* **Excerpted text**
◇ ◇ ◇ ◇ ◇

RunPod•2w ago

why the hell are my delay times so high and im bearing all the costs??

yesterday everything was working fine, delay times were a couple seconds. but now the delay times are getting ridiculous and IM being charged for the delay on top of the execution??

51 Replies

Dj•2w ago

We're currently resolving an incident that affects serverless job times. I will update you when I have news about extra spend as a result of the outage

mambo no. 5OP•2w ago

will we be reimbursed for the unnecessary extra spending in delay times? why are we even being charged for delay times? i was always under the impression im paying for the execution time

Dj•2w ago

I don't know for certain yet but once engineering talk of resolution in the thread is over I'll work on it. Worst case I'm capable of giving refunds myself, but I'd prefer an automated solution too 😅

mambo no. 5OP•2w ago

okay please provide an update here when you have more details

mambo no. 5OP•2w ago

if i load in $100 in credits and spin up 10 workers, what happens when my balance falls below $100? @Dj or what if i want to deploy a new endpoint? will i still be able to deploy 10 workers?

Dj•2w ago

Yes, it's just a soft check at the time of registration once you press upgrade you're fine.

AdamOH•2w ago

We have a stable diffusion endpoint that has failed to boot up since the outage last night, even though the gpus are continually trying to boot up and start serving requests we're being charged for that gpu time even though its broken due to the outage that we're still trying to debug. this has been a major hit to our business!

Jason•2w ago

Hey runpod support can check that have you made any support request?

mambo no. 5OP•2w ago

exactly! we're having the same issue over here as well. i believe we deserve some form of reimbursement! it doesnt make sense for us to bear the costs for runpod's failure :( @Dj

Dj•2w ago

Hey, can you share your endpoint id with me so I can look into this? Hey, can you also share an endpoint id? I want to get people reimbursed but I can't do this until I know if I need to be doing it manually or if we're issuing them automatically. I'm following up with our engineering team now, but they're going to want to see affected user ids as well

mambo no. 5OP•2w ago

here's the id, u can take a look at earlier requests yesterday to find the problematic ones. some of them took 12 minutes+ when it's usually a couple seconds. proposed_emerald_fly

Jason•2w ago

No it's the name that you sent, Id looks like a random characters it's in your /run url

mambo no. 5OP•2w ago

oh this should be the one: u7hn1oucmnkkc5

Jason•2w ago

Yep seems that, now let dj check that

Dj•2w ago

Everything I see seems to be normal behavior for your workload, but I can only see the lifecycle of each worker (incoming request, pod started, job finished, pod stopped). You should be able to email support for help with receiving reimbursement.

◇ ◇ ◇ ◇ ◇

* **Given task 1**
In the RunPod delay-time thread, what does Dj tell the original poster to do to get reimbursed?
* **Given task 2**
Pick up the RunPod delay-time thread after Dj's last reply and write the next few posts.

◇ ◇ ◇ ◇ ◇

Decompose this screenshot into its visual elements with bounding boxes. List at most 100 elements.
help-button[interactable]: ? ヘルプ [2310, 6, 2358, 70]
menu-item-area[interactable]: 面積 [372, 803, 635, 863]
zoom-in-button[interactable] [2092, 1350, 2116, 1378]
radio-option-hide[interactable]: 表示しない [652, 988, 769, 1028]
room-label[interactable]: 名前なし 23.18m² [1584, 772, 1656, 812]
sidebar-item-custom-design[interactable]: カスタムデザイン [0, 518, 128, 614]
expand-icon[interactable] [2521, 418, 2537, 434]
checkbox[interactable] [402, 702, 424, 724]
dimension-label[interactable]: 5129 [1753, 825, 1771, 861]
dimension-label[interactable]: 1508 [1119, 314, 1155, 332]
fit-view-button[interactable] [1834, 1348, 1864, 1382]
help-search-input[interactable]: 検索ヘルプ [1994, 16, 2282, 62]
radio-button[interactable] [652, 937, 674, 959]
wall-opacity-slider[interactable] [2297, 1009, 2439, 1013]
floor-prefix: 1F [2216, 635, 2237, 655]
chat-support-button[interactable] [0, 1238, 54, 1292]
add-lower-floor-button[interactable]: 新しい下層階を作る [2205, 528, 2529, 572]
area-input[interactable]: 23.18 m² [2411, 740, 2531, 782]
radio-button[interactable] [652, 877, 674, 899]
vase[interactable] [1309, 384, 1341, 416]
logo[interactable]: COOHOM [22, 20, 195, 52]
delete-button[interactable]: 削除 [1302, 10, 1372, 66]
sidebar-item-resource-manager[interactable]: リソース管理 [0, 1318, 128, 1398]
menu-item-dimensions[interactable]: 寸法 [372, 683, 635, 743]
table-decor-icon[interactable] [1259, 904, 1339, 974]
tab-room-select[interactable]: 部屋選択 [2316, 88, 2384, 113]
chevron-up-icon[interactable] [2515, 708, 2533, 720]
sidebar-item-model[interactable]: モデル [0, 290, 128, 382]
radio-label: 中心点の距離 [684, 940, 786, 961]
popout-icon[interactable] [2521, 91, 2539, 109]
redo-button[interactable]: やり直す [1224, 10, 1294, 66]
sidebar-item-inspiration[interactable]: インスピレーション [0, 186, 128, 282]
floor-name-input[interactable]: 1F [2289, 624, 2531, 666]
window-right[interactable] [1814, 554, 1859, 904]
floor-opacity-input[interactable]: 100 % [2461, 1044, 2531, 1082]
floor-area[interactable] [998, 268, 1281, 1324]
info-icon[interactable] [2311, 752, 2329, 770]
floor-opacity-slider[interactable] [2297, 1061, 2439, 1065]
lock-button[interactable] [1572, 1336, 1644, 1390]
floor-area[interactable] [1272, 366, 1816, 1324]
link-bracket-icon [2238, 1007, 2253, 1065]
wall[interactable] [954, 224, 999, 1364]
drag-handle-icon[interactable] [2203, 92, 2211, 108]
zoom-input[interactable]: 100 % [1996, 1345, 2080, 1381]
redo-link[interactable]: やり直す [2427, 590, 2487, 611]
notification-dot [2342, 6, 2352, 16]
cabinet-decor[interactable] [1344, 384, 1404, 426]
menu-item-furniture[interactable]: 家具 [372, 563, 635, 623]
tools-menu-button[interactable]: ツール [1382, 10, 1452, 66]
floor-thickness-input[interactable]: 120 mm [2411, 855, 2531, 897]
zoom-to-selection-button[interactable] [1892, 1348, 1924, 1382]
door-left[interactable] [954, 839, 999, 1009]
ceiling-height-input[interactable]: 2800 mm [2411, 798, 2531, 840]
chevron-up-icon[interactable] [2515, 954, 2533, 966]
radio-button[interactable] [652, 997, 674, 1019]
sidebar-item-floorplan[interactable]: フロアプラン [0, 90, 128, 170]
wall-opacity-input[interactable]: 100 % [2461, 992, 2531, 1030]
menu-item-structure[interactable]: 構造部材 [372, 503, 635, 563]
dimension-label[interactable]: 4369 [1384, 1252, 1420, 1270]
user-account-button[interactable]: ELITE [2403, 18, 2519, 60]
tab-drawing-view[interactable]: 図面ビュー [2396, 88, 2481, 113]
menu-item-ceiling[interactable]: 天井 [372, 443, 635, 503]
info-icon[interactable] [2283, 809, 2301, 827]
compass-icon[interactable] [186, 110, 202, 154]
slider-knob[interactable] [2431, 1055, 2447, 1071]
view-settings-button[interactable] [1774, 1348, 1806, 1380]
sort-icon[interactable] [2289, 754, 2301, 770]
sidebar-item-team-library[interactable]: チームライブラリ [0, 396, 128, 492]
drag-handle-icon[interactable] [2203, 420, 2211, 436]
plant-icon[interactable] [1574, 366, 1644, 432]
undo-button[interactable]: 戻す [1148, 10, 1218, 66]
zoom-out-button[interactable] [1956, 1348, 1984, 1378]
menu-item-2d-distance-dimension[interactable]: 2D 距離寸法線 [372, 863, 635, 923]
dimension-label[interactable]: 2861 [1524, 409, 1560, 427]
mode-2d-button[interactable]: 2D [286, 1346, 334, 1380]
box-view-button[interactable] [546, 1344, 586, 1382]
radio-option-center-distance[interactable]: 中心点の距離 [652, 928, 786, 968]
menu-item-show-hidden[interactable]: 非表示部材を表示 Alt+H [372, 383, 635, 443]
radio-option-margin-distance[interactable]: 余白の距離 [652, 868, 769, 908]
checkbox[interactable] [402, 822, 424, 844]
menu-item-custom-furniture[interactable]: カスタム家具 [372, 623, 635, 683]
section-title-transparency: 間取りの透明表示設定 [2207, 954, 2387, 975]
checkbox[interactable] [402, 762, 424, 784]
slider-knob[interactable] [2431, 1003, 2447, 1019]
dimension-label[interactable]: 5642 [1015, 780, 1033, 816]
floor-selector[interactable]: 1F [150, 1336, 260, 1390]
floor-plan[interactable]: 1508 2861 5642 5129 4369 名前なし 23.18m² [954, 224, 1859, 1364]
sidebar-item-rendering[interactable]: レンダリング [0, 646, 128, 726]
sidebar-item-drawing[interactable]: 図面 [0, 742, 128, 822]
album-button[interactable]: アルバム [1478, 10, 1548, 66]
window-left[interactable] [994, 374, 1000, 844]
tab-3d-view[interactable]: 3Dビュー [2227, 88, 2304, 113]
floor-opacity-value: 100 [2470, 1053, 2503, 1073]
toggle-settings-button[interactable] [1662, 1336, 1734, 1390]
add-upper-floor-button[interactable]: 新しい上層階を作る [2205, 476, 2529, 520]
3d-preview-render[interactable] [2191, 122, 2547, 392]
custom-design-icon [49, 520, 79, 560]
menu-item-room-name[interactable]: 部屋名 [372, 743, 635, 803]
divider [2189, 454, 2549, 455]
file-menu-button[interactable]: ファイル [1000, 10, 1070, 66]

◇ ◇ ◇ ◇ ◇

* **Expected output 1**
Email support.

* **Expected output 2**
mambo no. 5OP•2w ago

this is from yesterday when i made this thread. are you telling me the 5-12 minute delay times are normal? if so i think we're gonna have to re consider hosting on runpod

Jason•2w ago

Can you check your endpoint logs, who knows you can see what's wrong with those worker

riverfog7•2w ago

depends on your model tho and cold start / fast boot

mambo no. 5OP•2w ago

Mate, look at the more recent requests in the pic. Usual delay time is 4-5s. Never over a minute and nothing close to 12 minutes

riverfog7•2w ago

what's ur model

mambo no. 5OP•2w ago

It just running a comfyui workflow for wan video gen I’m telling you it’s not about the model. I’ve ran the exact same workflow over the past week and never seen anything remotely close to 12 minutes I’m still handling requests today and the delay time is nowhere near a minute even

riverfog7•2w ago

maybe logs will help debugging?

Jason•2w ago

That's why I'm telling you to only check the logs if possible..

riverfog7•2w ago

yeah

Jason•2w ago

Especially in that time, and that specific worker

riverfog7•2w ago

from a dev's perspective only info they(i mean people here) have is 1. pods are sometimes taking longer to load done you can't debug with that

Jason•2w ago

But as dj said you can create a support ticket or email support for reimbursement request

riverfog7•2w ago

yeah but if you want to debug together we need logs

mambo no. 5OP•2w ago

How do I get the logs for those ones? It’s disappeared from the requests tab

Jason•2w ago

Is there a logs tab? Not in requests tab

mambo no. 5OP•2w ago

I can’t find them anymore, they’ve been buried under multiple other requests :( Anyways the bottom line is, will we all be getting reimbursed or not?

Jason•2w ago

I think the best way to get that answer is ask in a support request / ticket I'm just trying to see what's the problem from the logs if possible, it's fine if you cant find them anymord

riverfog7•2w ago

my thought about the delay times are: 1. the 4 to 5 sec delay time you had b4 was a result of runpod's fast boot feature which essentially keeps the model loaded in VRAM. 2. the 5 min delay time was probably caused by cold start having 1. The idle timeout in serverless settings 2. the image u r using 3. the model 4. the interval you send the requests 5. hopefully the logs if possible might help debugging possible causes of high delay are: 1. idle timeout is too low and it causes workers to do a cold boot every time (or you send requests one at a time.) ~~2. if u r using a non-official image that may not be cached at the host and cause high boot time~~ 3. runpod's network volume has speed issues 4. CUDA Memory leak (the worker could die after processing one request)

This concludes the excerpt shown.